**Listed records:**
++++++++++++++++++++

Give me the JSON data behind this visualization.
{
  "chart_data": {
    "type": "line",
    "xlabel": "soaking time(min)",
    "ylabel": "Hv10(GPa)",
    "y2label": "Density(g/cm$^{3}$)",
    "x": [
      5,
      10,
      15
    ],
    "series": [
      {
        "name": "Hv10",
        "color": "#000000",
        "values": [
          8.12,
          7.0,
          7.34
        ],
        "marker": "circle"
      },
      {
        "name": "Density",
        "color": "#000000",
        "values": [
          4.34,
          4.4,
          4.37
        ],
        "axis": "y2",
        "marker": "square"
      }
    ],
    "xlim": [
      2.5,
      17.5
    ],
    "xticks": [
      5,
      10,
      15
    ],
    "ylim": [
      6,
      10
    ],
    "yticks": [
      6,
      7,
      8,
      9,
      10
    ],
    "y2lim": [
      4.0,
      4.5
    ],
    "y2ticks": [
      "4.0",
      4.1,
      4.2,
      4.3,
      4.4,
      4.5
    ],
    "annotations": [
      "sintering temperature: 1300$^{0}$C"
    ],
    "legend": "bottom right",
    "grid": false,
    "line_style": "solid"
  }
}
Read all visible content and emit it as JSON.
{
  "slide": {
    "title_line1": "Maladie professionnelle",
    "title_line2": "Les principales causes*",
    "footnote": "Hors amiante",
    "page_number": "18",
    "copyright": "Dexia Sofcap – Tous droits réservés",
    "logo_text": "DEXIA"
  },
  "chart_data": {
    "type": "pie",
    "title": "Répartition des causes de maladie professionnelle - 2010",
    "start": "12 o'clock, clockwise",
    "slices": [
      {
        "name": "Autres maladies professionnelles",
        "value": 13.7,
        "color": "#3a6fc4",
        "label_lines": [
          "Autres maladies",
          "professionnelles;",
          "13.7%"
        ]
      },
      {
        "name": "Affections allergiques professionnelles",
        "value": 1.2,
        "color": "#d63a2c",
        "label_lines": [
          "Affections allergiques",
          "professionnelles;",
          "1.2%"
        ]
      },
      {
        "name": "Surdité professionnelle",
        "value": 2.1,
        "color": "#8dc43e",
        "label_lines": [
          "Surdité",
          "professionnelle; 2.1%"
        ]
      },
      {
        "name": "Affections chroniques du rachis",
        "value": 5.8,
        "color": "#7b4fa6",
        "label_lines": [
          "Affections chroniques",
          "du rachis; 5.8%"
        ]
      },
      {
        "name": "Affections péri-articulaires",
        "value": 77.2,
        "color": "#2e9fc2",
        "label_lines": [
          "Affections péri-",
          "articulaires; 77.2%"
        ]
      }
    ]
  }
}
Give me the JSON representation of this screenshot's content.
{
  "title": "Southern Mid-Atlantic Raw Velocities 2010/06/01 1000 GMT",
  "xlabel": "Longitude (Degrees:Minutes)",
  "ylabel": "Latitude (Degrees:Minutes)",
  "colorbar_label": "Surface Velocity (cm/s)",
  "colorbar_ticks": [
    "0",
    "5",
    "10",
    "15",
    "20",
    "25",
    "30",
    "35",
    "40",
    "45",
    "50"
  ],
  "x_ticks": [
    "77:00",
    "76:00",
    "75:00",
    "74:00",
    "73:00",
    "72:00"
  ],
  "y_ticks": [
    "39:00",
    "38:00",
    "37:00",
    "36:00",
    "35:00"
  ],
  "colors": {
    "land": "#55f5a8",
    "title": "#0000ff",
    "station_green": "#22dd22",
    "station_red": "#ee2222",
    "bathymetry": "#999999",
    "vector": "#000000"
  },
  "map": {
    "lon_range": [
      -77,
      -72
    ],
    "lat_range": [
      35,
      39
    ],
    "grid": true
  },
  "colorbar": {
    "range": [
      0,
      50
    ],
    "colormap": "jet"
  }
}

++++++++++++++++++++

**What needs to be done:**
Find and copy each line above that includes the string "péri".

**Task answer:**
        "name": "Affections péri-articulaires",
          "Affections péri-",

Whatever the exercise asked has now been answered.